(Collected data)
============================================================

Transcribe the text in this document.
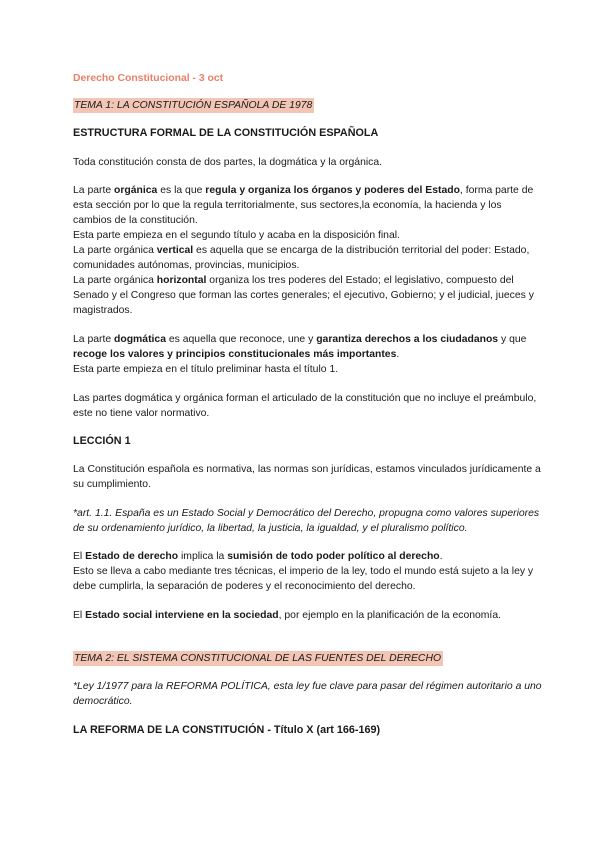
Derecho Constitucional - 3 oct

TEMA 1: LA CONSTITUCIÓN ESPAÑOLA DE 1978

ESTRUCTURA FORMAL DE LA CONSTITUCIÓN ESPAÑOLA

Toda constitución consta de dos partes, la dogmática y la orgánica.

La parte orgánica es la que regula y organiza los órganos y poderes del Estado, forma parte de esta sección por lo que la regula territorialmente, sus sectores,la economía, la hacienda y los cambios de la constitución.

Esta parte empieza en el segundo título y acaba en la disposición final.

La parte orgánica vertical es aquella que se encarga de la distribución territorial del poder: Estado, comunidades autónomas, provincias, municipios.

La parte orgánica horizontal organiza los tres poderes del Estado; el legislativo, compuesto del Senado y el Congreso que forman las cortes generales; el ejecutivo, Gobierno; y el judicial, jueces y magistrados.

La parte dogmática es aquella que reconoce, une y garantiza derechos a los ciudadanos y que recoge los valores y principios constitucionales más importantes.

Esta parte empieza en el título preliminar hasta el título 1.

Las partes dogmática y orgánica forman el articulado de la constitución que no incluye el preámbulo, este no tiene valor normativo.

LECCIÓN 1

La Constitución española es normativa, las normas son jurídicas, estamos vinculados jurídicamente a su cumplimiento.

*art. 1.1. España es un Estado Social y Democrático del Derecho, propugna como valores superiores de su ordenamiento jurídico, la libertad, la justicia, la igualdad, y el pluralismo político.

El Estado de derecho implica la sumisión de todo poder político al derecho.

Esto se lleva a cabo mediante tres técnicas, el imperio de la ley, todo el mundo está sujeto a la ley y debe cumplirla, la separación de poderes y el reconocimiento del derecho.

El Estado social interviene en la sociedad, por ejemplo en la planificación de la economía.

TEMA 2: EL SISTEMA CONSTITUCIONAL DE LAS FUENTES DEL DERECHO

*Ley 1/1977 para la REFORMA POLÍTICA, esta ley fue clave para pasar del régimen autoritario a uno democrático.

LA REFORMA DE LA CONSTITUCIÓN - Título X (art 166-169)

============================================================

- **GIVEN INSTRUCTION**:
Only lines that contain the word "todo" are wanted; copy each of them.

- **EXERCISE ANSWER**:
El Estado de derecho implica la sumisión de todo poder político al derecho.
Esto se lleva a cabo mediante tres técnicas, el imperio de la ley, todo el mundo está sujeto a la ley y debe cumplirla, la separación de poderes y el reconocimiento del derecho.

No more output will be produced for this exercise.